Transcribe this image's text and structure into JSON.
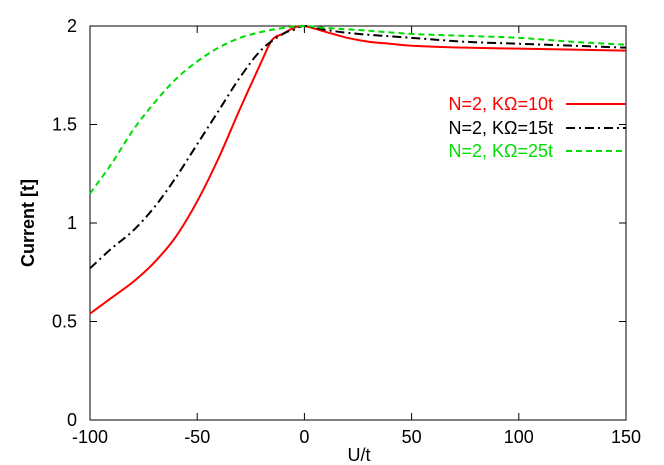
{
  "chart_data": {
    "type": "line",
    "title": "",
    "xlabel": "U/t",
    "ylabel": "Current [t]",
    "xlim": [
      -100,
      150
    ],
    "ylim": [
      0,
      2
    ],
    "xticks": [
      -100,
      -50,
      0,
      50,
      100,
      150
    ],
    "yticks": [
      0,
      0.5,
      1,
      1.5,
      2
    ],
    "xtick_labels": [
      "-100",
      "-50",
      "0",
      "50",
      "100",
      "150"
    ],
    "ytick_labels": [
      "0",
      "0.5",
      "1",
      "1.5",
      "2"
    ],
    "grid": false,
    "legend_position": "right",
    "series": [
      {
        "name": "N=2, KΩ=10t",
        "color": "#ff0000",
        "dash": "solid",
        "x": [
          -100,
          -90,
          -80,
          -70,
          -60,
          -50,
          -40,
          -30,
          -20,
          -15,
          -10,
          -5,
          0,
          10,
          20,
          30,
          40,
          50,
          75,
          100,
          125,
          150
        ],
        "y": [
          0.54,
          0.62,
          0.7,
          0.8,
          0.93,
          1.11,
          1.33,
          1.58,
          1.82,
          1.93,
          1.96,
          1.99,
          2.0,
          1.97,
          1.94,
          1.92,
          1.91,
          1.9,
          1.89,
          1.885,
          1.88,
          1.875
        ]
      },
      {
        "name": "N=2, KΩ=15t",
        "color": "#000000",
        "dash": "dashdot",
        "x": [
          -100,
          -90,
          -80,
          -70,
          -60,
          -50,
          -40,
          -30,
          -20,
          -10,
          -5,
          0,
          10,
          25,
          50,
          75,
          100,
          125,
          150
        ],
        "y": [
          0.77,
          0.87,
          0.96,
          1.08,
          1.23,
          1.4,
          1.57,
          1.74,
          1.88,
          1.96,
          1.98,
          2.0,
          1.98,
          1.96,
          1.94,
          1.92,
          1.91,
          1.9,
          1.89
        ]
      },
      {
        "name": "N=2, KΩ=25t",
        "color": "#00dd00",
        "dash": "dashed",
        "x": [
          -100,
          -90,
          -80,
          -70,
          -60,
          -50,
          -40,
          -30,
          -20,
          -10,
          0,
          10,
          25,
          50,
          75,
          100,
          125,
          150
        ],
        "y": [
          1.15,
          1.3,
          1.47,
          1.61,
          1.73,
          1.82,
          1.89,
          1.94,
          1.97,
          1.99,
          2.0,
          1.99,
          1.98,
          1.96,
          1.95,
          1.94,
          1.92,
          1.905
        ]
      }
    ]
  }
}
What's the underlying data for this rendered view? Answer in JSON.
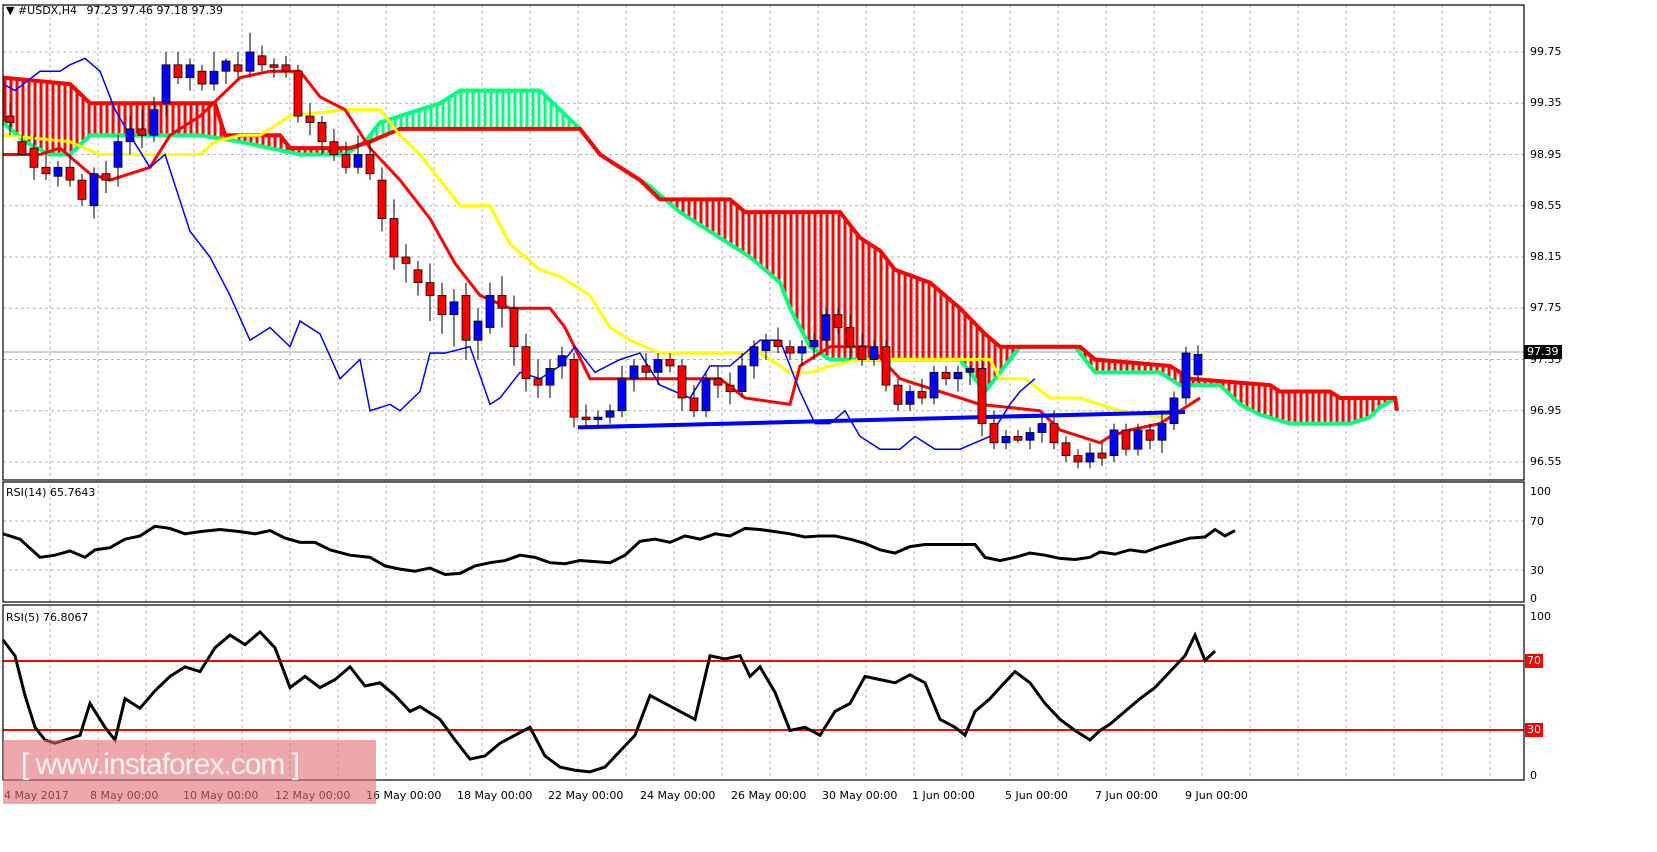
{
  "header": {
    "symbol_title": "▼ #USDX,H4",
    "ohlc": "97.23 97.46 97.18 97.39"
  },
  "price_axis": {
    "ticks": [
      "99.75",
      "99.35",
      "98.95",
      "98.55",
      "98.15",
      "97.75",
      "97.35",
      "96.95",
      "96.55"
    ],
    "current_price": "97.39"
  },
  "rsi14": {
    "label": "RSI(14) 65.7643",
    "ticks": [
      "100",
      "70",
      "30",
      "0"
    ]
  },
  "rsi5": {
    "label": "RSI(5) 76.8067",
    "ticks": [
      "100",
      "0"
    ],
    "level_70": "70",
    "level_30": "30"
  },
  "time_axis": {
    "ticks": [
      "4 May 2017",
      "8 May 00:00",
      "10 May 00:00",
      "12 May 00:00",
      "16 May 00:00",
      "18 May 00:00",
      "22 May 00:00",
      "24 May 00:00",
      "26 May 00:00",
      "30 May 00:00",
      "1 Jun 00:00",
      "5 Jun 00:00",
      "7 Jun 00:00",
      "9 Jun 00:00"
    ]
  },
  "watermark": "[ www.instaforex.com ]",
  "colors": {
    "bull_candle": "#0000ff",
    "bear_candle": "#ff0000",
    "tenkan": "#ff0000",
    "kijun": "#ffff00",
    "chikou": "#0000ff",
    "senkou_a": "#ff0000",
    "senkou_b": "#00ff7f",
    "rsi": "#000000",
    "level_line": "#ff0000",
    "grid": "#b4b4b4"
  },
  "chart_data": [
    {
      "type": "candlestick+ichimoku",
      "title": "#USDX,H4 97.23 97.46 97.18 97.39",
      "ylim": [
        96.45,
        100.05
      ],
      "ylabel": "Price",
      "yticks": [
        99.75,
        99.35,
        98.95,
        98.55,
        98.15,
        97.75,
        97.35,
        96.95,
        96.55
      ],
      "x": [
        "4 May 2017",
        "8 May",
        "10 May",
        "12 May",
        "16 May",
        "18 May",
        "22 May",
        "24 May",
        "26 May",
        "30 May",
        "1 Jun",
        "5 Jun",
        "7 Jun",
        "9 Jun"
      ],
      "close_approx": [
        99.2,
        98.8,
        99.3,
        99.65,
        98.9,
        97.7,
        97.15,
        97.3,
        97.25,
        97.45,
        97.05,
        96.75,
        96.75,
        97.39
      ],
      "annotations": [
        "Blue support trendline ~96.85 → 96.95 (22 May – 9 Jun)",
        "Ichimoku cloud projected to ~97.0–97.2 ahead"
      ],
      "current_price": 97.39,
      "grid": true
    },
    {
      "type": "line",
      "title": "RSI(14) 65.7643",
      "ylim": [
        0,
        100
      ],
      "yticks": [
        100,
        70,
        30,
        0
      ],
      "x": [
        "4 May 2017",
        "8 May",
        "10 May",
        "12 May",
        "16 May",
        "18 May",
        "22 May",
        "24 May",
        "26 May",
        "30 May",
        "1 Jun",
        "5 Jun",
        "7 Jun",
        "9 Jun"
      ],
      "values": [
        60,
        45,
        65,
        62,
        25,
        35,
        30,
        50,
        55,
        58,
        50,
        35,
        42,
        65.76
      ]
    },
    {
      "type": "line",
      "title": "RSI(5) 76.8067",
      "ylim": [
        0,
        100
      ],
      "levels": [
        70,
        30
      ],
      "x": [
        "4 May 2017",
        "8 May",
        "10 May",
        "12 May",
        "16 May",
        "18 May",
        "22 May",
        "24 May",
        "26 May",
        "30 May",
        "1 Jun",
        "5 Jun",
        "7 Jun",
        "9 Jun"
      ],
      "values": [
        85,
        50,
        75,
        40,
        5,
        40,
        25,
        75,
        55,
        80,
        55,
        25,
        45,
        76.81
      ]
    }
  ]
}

> [What this task involves]:
From the listing above, collect each line in which the string "JSON" appears.

> [Answer below]:
Transcribe this image's text and structure into JSON.
What's the underlying data for this rendered view? Answer in JSON.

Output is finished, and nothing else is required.